Retype the records that come next, word for word.

BEGIN STORED DATA

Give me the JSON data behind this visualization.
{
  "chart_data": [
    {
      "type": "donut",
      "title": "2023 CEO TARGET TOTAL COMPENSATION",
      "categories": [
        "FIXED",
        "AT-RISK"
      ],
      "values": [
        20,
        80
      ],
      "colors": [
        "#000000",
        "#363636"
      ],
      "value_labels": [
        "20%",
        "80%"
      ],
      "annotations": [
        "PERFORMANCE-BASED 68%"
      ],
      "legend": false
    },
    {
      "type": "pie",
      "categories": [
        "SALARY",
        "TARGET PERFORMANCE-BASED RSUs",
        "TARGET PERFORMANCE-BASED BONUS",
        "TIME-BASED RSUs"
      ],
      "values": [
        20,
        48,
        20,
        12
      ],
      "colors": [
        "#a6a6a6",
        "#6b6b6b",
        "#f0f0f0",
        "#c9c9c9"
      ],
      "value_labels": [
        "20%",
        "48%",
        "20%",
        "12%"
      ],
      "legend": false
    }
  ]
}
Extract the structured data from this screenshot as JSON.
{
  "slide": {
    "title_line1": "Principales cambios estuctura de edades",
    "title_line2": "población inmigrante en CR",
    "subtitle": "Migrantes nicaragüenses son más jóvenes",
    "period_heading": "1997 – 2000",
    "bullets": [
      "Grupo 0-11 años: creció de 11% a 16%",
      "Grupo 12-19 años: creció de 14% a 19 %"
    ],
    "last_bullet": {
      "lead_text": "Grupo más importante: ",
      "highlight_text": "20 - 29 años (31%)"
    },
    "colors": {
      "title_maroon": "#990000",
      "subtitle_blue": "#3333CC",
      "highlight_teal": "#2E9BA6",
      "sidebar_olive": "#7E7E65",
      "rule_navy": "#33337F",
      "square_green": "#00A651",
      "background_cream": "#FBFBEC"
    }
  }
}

END STORED DATA

**OUTPUT FOR THIS TASK**
Give me the JSON data behind this visualization.
{
  "chart_data": [
    {
      "type": "donut",
      "title": "2023 CEO TARGET TOTAL COMPENSATION",
      "categories": [
        "FIXED",
        "AT-RISK"
      ],
      "values": [
        20,
        80
      ],
      "colors": [
        "#000000",
        "#363636"
      ],
      "value_labels": [
        "20%",
        "80%"
      ],
      "annotations": [
        "PERFORMANCE-BASED 68%"
      ],
      "legend": false
    },
    {
      "type": "pie",
      "categories": [
        "SALARY",
        "TARGET PERFORMANCE-BASED RSUs",
        "TARGET PERFORMANCE-BASED BONUS",
        "TIME-BASED RSUs"
      ],
      "values": [
        20,
        48,
        20,
        12
      ],
      "colors": [
        "#a6a6a6",
        "#6b6b6b",
        "#f0f0f0",
        "#c9c9c9"
      ],
      "value_labels": [
        "20%",
        "48%",
        "20%",
        "12%"
      ],
      "legend": false
    }
  ]
}
Extract the structured data from this screenshot as JSON.
{
  "slide": {
    "title_line1": "Principales cambios estuctura de edades",
    "title_line2": "población inmigrante en CR",
    "subtitle": "Migrantes nicaragüenses son más jóvenes",
    "period_heading": "1997 – 2000",
    "bullets": [
      "Grupo 0-11 años: creció de 11% a 16%",
      "Grupo 12-19 años: creció de 14% a 19 %"
    ],
    "last_bullet": {
      "lead_text": "Grupo más importante: ",
      "highlight_text": "20 - 29 años (31%)"
    },
    "colors": {
      "title_maroon": "#990000",
      "subtitle_blue": "#3333CC",
      "highlight_teal": "#2E9BA6",
      "sidebar_olive": "#7E7E65",
      "rule_navy": "#33337F",
      "square_green": "#00A651",
      "background_cream": "#FBFBEC"
    }
  }
}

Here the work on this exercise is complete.